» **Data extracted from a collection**

START

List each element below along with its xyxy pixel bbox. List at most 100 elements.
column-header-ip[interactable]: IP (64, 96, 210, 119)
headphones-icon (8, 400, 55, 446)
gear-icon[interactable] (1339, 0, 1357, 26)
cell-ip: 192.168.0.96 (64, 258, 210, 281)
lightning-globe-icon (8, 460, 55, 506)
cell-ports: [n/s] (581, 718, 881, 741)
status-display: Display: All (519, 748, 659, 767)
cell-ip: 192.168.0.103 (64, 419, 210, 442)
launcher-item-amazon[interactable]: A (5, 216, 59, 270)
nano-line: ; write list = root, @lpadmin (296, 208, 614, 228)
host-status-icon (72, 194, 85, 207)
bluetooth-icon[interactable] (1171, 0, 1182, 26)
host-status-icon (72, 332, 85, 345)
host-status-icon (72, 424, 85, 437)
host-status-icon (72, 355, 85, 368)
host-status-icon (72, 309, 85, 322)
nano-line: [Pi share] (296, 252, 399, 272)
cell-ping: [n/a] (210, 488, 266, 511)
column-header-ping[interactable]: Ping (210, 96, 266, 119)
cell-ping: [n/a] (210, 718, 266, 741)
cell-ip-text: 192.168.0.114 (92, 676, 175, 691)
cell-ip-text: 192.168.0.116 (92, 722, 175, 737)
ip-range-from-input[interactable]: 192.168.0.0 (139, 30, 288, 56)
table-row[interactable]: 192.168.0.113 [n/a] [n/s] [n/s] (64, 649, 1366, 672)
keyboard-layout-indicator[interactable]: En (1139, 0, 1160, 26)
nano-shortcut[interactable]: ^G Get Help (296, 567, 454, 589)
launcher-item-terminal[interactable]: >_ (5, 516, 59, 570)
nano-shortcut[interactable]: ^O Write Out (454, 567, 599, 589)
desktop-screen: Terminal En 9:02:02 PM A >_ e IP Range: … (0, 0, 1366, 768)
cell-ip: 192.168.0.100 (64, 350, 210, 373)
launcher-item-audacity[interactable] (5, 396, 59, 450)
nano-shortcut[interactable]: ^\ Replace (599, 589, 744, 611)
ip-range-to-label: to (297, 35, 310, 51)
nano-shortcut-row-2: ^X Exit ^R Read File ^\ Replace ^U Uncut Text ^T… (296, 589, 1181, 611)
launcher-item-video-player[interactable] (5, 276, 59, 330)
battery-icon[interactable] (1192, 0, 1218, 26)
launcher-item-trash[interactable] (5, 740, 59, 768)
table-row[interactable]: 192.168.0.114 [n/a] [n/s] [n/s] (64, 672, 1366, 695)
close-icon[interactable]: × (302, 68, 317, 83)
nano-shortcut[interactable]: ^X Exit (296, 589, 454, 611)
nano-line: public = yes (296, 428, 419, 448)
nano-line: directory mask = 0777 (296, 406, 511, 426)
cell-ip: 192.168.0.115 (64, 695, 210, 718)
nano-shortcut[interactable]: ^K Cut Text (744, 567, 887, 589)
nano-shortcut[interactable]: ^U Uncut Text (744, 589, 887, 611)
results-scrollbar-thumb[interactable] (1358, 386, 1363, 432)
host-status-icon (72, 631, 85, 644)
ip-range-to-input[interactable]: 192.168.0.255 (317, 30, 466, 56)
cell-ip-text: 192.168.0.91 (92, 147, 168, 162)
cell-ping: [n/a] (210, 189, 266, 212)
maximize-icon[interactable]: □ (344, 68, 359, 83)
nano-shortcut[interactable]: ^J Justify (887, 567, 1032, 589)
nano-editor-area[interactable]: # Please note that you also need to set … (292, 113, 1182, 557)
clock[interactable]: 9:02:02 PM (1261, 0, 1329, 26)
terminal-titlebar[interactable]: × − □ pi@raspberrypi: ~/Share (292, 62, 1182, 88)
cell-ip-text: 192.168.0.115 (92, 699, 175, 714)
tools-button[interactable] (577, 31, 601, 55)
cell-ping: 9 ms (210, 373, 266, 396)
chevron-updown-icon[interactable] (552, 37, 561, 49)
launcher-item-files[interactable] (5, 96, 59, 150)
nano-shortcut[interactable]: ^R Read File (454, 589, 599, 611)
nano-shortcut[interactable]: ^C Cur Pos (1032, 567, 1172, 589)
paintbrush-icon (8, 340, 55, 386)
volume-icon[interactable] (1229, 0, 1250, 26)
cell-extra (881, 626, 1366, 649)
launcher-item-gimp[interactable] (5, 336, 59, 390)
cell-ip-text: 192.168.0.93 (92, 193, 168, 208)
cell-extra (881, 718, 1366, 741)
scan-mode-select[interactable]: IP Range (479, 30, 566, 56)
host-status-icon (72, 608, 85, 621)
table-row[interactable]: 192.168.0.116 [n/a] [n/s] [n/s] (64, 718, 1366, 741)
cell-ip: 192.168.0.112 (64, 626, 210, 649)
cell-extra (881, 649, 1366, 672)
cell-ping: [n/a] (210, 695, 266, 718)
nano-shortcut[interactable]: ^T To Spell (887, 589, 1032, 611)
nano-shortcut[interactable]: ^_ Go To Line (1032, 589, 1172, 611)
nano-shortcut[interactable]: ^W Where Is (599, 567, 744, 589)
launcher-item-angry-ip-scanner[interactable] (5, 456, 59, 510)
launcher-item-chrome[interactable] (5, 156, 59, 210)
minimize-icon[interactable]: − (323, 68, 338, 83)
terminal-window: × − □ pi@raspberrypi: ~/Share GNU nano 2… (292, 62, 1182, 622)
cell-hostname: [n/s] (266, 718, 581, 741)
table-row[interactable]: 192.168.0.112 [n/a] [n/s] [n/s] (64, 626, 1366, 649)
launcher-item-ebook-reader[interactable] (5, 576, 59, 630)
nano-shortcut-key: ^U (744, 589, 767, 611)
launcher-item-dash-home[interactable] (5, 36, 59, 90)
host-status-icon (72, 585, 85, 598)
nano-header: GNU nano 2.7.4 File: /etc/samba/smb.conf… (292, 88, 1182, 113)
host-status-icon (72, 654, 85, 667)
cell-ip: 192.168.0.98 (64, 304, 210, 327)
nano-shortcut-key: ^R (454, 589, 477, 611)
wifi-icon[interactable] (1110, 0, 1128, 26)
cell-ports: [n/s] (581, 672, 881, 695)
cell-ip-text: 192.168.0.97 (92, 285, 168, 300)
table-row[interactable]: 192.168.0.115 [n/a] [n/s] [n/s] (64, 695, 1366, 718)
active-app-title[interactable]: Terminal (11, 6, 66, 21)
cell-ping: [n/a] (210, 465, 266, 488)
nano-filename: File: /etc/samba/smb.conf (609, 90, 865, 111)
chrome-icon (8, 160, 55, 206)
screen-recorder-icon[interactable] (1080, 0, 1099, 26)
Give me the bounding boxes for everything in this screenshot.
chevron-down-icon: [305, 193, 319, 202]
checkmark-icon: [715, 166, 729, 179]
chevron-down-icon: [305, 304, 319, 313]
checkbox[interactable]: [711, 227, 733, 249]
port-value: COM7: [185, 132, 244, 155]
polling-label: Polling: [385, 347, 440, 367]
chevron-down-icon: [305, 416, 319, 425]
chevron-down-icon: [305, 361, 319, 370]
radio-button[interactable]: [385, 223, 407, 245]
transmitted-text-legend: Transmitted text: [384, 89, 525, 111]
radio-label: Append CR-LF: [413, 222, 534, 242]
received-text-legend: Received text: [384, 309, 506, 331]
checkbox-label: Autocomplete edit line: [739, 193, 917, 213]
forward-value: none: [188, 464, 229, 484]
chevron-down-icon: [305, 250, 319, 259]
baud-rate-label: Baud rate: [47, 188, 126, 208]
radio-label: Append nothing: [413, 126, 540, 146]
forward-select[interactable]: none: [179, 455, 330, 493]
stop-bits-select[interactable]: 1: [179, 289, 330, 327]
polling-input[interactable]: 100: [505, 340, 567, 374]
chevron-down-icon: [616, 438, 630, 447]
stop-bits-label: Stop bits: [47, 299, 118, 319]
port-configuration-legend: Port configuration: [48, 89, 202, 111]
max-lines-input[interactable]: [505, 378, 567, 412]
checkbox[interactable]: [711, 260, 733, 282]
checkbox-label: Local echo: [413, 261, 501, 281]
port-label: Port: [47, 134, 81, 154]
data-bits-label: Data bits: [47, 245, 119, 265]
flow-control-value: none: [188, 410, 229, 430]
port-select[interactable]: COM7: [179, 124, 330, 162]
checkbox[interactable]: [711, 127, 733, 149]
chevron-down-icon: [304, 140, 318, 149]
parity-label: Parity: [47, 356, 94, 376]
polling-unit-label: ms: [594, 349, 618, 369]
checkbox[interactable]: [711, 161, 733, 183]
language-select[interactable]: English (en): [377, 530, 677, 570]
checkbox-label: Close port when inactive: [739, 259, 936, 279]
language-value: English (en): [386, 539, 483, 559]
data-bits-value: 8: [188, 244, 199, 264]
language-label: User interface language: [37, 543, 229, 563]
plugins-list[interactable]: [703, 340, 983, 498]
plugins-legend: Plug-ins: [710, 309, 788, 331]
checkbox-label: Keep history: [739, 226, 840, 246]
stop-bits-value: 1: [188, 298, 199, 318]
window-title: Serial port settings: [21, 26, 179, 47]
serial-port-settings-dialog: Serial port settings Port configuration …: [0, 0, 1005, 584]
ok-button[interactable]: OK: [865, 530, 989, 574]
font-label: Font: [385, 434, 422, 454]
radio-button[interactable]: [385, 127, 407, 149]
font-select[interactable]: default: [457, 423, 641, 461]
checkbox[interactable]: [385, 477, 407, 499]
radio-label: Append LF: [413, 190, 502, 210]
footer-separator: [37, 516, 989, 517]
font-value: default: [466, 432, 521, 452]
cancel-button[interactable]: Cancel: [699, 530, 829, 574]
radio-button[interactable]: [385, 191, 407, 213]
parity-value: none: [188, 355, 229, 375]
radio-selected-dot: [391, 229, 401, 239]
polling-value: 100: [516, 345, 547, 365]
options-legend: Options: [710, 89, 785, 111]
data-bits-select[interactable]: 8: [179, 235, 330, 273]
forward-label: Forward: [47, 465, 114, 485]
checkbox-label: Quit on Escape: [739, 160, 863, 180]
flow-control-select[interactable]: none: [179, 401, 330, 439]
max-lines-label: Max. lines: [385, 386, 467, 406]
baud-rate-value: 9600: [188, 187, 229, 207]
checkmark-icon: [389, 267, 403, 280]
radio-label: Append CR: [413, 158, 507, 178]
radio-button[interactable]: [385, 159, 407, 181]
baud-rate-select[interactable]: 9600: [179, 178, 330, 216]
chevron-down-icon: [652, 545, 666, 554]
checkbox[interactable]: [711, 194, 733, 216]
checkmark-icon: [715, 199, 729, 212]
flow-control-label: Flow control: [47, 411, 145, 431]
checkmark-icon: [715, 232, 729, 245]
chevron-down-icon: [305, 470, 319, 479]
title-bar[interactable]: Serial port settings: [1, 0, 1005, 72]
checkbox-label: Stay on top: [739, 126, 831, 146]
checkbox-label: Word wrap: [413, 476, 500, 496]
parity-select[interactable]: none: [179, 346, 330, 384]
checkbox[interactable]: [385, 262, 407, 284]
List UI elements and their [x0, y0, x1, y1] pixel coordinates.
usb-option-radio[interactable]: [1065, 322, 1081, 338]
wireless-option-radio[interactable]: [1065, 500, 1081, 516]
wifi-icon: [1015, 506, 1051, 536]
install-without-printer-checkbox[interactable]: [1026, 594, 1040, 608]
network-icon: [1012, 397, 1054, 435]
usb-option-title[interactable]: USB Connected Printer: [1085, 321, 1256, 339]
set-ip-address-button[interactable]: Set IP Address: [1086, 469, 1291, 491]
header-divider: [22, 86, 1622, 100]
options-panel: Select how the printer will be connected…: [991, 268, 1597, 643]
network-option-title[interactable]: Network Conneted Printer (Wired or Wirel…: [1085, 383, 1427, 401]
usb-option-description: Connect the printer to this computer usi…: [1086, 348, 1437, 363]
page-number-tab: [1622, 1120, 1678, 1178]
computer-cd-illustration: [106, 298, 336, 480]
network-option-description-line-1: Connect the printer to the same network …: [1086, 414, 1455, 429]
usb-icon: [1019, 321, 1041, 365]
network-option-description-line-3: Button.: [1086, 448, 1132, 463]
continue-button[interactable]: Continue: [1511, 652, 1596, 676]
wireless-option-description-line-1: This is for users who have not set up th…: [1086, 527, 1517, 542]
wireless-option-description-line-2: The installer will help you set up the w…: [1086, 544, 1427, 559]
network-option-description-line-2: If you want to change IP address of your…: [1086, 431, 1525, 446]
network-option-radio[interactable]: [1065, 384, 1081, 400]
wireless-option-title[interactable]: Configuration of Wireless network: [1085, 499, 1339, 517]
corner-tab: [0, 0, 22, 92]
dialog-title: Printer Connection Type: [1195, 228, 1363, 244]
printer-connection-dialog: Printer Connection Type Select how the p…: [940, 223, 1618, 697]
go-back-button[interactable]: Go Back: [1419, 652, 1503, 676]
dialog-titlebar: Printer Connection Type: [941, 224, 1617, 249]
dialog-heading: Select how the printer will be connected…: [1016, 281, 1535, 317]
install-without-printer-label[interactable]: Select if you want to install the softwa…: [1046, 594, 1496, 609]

END

» **Problem to work on**
Count the lines in the entries above that contain the word "checkmark" and give only the number.

» **Output for this task**
4